[Given entries start]

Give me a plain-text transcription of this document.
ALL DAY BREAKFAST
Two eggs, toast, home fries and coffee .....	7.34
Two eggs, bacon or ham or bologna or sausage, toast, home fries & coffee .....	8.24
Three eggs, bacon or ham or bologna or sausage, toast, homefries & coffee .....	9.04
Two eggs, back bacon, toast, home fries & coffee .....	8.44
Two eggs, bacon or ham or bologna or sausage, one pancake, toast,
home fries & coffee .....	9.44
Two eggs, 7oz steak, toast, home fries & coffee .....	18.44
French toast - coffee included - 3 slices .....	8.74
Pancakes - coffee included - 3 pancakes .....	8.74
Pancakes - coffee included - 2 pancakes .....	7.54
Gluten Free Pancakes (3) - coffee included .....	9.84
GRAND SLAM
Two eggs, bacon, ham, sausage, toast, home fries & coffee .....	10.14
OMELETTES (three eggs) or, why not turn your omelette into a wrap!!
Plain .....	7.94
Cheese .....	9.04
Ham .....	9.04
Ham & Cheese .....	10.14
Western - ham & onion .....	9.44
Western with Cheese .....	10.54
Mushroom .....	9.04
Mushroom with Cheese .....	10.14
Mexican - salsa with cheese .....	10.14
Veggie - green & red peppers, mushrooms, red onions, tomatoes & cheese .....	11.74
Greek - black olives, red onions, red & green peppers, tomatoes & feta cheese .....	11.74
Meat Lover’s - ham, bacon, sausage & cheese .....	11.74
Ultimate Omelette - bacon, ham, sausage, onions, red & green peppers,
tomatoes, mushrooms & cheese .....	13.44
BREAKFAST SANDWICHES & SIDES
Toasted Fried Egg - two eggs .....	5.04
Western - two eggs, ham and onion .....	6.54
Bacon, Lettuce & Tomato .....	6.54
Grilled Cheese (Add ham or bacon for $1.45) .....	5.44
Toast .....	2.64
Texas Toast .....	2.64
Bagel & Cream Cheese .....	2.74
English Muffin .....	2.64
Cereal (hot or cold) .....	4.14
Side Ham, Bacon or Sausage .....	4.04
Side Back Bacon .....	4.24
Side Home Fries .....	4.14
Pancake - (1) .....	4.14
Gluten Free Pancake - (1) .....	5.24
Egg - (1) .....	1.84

[Given entries end]

Given problem>
From the records above, extract everything verbatim.

Answer in full>
Give me a plain-text transcription of this document.
ALL DAY BREAKFAST
Two eggs, toast, home fries and coffee .....	7.34
Two eggs, bacon or ham or bologna or sausage, toast, home fries & coffee .....	8.24
Three eggs, bacon or ham or bologna or sausage, toast, homefries & coffee .....	9.04
Two eggs, back bacon, toast, home fries & coffee .....	8.44
Two eggs, bacon or ham or bologna or sausage, one pancake, toast,
home fries & coffee .....	9.44
Two eggs, 7oz steak, toast, home fries & coffee .....	18.44
French toast - coffee included - 3 slices .....	8.74
Pancakes - coffee included - 3 pancakes .....	8.74
Pancakes - coffee included - 2 pancakes .....	7.54
Gluten Free Pancakes (3) - coffee included .....	9.84
GRAND SLAM
Two eggs, bacon, ham, sausage, toast, home fries & coffee .....	10.14
OMELETTES (three eggs) or, why not turn your omelette into a wrap!!
Plain .....	7.94
Cheese .....	9.04
Ham .....	9.04
Ham & Cheese .....	10.14
Western - ham & onion .....	9.44
Western with Cheese .....	10.54
Mushroom .....	9.04
Mushroom with Cheese .....	10.14
Mexican - salsa with cheese .....	10.14
Veggie - green & red peppers, mushrooms, red onions, tomatoes & cheese .....	11.74
Greek - black olives, red onions, red & green peppers, tomatoes & feta cheese .....	11.74
Meat Lover’s - ham, bacon, sausage & cheese .....	11.74
Ultimate Omelette - bacon, ham, sausage, onions, red & green peppers,
tomatoes, mushrooms & cheese .....	13.44
BREAKFAST SANDWICHES & SIDES
Toasted Fried Egg - two eggs .....	5.04
Western - two eggs, ham and onion .....	6.54
Bacon, Lettuce & Tomato .....	6.54
Grilled Cheese (Add ham or bacon for $1.45) .....	5.44
Toast .....	2.64
Texas Toast .....	2.64
Bagel & Cream Cheese .....	2.74
English Muffin .....	2.64
Cereal (hot or cold) .....	4.14
Side Ham, Bacon or Sausage .....	4.04
Side Back Bacon .....	4.24
Side Home Fries .....	4.14
Pancake - (1) .....	4.14
Gluten Free Pancake - (1) .....	5.24
Egg - (1) .....	1.84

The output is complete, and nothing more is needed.